▸ SET EXERCISE
Pull out every line below containing the word "livre".

▸ WORKING DATA

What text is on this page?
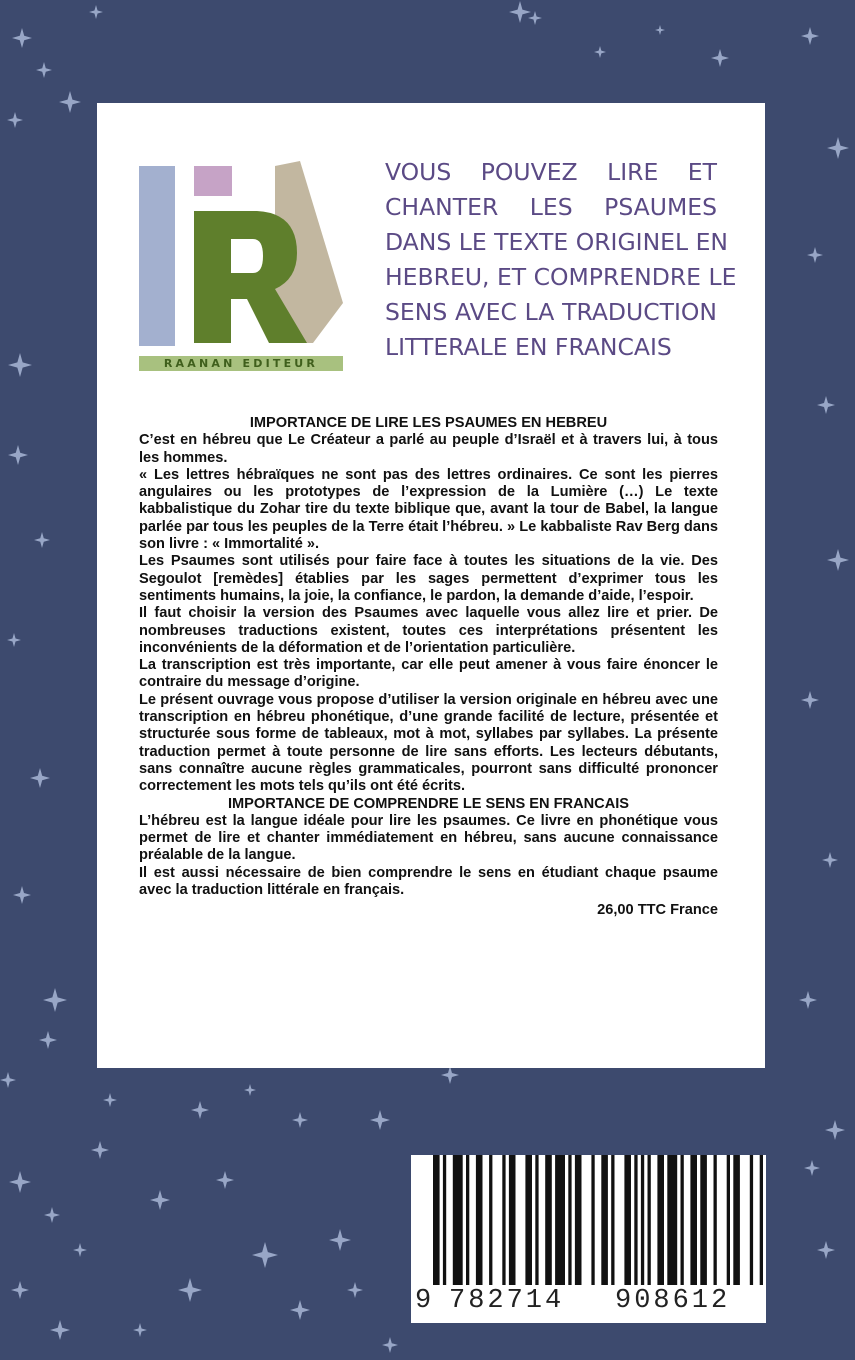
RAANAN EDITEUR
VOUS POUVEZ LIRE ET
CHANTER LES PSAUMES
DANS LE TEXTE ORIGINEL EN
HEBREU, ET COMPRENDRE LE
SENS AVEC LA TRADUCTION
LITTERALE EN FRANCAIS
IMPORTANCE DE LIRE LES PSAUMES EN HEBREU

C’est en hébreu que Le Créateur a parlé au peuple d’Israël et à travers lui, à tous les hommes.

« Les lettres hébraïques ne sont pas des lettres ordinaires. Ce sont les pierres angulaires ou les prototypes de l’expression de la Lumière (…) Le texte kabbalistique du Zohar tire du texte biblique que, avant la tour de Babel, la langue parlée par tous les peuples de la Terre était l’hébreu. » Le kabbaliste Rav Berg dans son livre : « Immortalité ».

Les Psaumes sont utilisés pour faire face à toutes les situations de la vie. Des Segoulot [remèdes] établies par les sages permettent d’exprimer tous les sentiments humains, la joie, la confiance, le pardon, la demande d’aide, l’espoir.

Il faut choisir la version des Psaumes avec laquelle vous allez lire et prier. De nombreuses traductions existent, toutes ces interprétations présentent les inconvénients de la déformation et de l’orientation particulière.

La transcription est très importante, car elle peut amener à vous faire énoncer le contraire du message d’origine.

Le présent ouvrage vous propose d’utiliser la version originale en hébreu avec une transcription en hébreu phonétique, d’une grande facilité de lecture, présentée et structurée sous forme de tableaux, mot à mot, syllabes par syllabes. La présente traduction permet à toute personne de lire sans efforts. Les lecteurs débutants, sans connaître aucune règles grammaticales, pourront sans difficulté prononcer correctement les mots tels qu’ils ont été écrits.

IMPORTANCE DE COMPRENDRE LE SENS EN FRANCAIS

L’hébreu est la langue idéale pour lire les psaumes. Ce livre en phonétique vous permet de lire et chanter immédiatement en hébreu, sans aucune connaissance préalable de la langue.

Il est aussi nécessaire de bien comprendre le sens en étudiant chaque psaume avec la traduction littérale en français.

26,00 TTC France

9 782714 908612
* * *
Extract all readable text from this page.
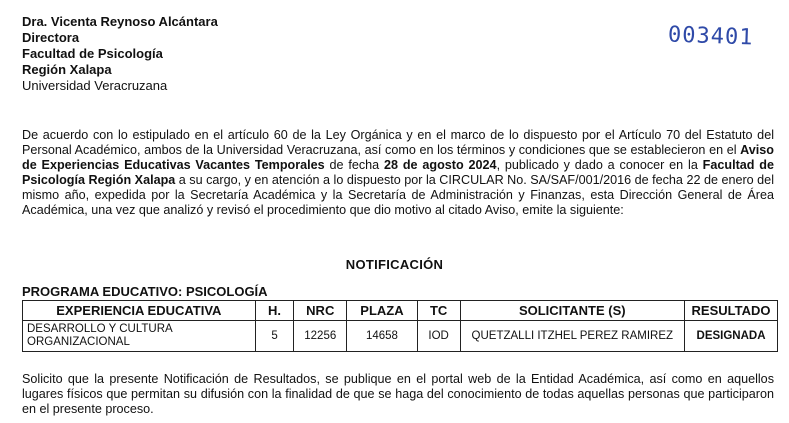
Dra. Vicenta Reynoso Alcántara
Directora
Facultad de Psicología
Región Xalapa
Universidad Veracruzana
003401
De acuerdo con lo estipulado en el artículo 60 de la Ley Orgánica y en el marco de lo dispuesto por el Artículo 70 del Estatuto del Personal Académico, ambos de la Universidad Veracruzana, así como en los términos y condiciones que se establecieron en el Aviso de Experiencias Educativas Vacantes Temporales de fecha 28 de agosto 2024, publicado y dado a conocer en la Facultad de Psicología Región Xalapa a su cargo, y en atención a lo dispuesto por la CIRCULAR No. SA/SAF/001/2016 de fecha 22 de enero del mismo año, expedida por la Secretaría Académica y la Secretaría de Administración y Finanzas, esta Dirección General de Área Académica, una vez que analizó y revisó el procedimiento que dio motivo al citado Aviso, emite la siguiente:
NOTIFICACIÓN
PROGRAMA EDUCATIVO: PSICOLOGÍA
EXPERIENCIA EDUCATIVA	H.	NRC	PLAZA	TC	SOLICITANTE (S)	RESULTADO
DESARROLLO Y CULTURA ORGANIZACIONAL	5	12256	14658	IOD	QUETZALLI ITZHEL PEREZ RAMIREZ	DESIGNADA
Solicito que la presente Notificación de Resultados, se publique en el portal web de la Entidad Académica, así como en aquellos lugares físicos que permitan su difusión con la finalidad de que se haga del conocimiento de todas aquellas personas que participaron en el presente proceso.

▸ FINAL RESULT
« Les lettres hébraïques ne sont pas des lettres ordinaires. Ce sont les pierres angulaires ou les prototypes de l’expression de la Lumière (…) Le texte kabbalistique du Zohar tire du texte biblique que, avant la tour de Babel, la langue parlée par tous les peuples de la Terre était l’hébreu. » Le kabbaliste Rav Berg dans son livre : « Immortalité ».
L’hébreu est la langue idéale pour lire les psaumes. Ce livre en phonétique vous permet de lire et chanter immédiatement en hébreu, sans aucune connaissance préalable de la langue.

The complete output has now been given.